Dataset items:

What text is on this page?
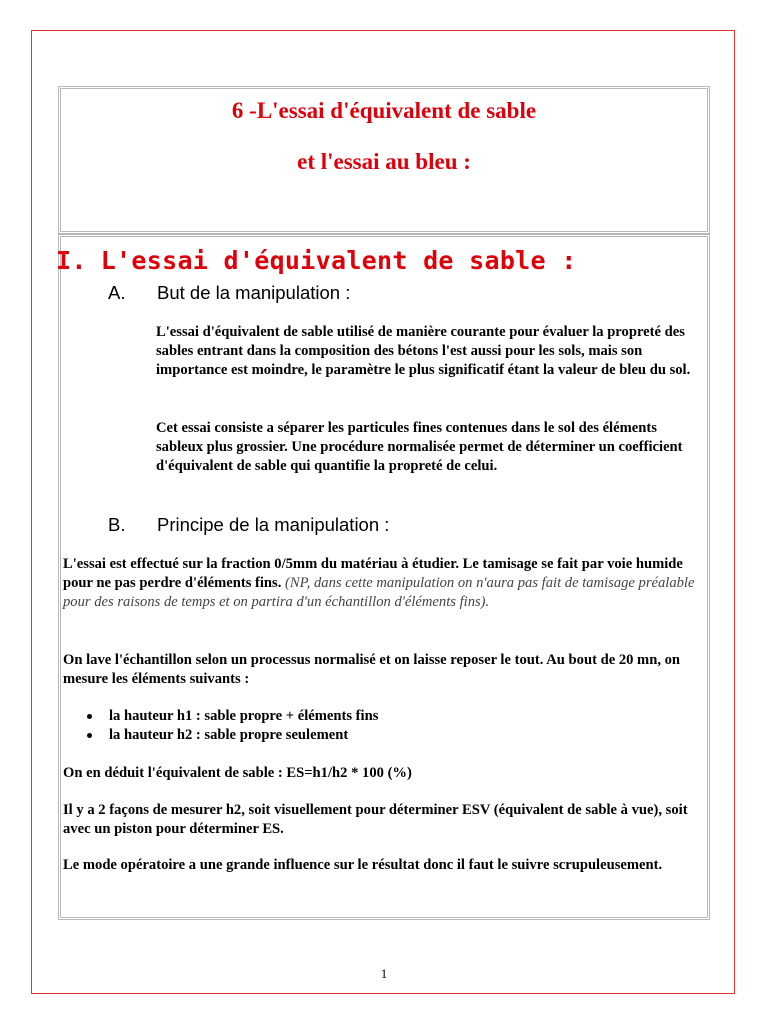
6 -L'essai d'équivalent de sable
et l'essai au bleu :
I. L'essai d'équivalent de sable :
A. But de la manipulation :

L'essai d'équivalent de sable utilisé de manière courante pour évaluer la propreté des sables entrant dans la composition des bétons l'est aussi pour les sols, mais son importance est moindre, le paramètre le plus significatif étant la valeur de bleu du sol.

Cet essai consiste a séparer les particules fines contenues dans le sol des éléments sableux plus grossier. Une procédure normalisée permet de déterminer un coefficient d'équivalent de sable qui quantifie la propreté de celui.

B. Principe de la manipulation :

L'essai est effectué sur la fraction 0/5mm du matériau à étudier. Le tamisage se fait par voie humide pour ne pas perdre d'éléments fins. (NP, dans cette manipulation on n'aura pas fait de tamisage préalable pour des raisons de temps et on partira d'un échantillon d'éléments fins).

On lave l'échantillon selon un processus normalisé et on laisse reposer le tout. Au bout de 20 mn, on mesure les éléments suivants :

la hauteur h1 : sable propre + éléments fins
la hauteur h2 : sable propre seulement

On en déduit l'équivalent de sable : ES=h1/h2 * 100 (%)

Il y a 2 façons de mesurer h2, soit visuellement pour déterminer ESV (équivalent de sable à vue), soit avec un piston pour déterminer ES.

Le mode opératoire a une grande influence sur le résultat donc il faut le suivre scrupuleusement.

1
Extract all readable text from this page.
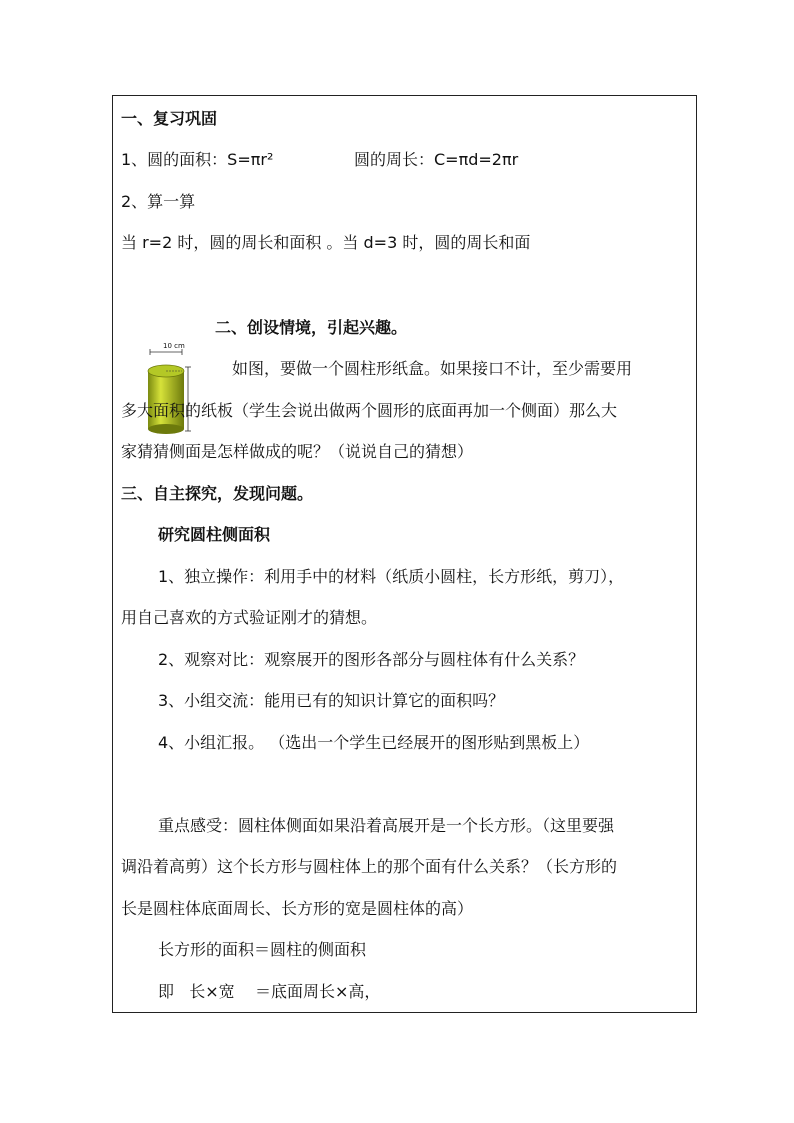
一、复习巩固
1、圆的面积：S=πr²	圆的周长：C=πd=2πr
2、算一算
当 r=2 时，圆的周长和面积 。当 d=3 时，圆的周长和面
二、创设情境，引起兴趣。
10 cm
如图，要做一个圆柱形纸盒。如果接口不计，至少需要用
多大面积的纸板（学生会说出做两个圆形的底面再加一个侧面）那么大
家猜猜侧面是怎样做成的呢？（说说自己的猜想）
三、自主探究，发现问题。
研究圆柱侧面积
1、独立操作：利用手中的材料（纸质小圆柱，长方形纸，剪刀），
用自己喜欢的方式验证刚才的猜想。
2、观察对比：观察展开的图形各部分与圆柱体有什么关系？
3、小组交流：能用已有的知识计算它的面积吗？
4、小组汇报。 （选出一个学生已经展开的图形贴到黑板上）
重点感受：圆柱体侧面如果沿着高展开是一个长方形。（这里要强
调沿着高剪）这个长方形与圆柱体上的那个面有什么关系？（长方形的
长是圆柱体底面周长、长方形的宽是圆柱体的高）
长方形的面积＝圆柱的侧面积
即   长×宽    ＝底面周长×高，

**STATED GOAL:**
Your task is to gather every line with the word "sable" and copy it.

**RESPONSE TO THE EXERCISE:**
6 -L'essai d'équivalent de sable
I. L'essai d'équivalent de sable :
L'essai d'équivalent de sable utilisé de manière courante pour évaluer la propreté des sables entrant dans la composition des bétons l'est aussi pour les sols, mais son importance est moindre, le paramètre le plus significatif étant la valeur de bleu du sol.
Cet essai consiste a séparer les particules fines contenues dans le sol des éléments sableux plus grossier. Une procédure normalisée permet de déterminer un coefficient d'équivalent de sable qui quantifie la propreté de celui.
la hauteur h1 : sable propre + éléments fins
la hauteur h2 : sable propre seulement
On en déduit l'équivalent de sable : ES=h1/h2 * 100 (%)
Il y a 2 façons de mesurer h2, soit visuellement pour déterminer ESV (équivalent de sable à vue), soit avec un piston pour déterminer ES.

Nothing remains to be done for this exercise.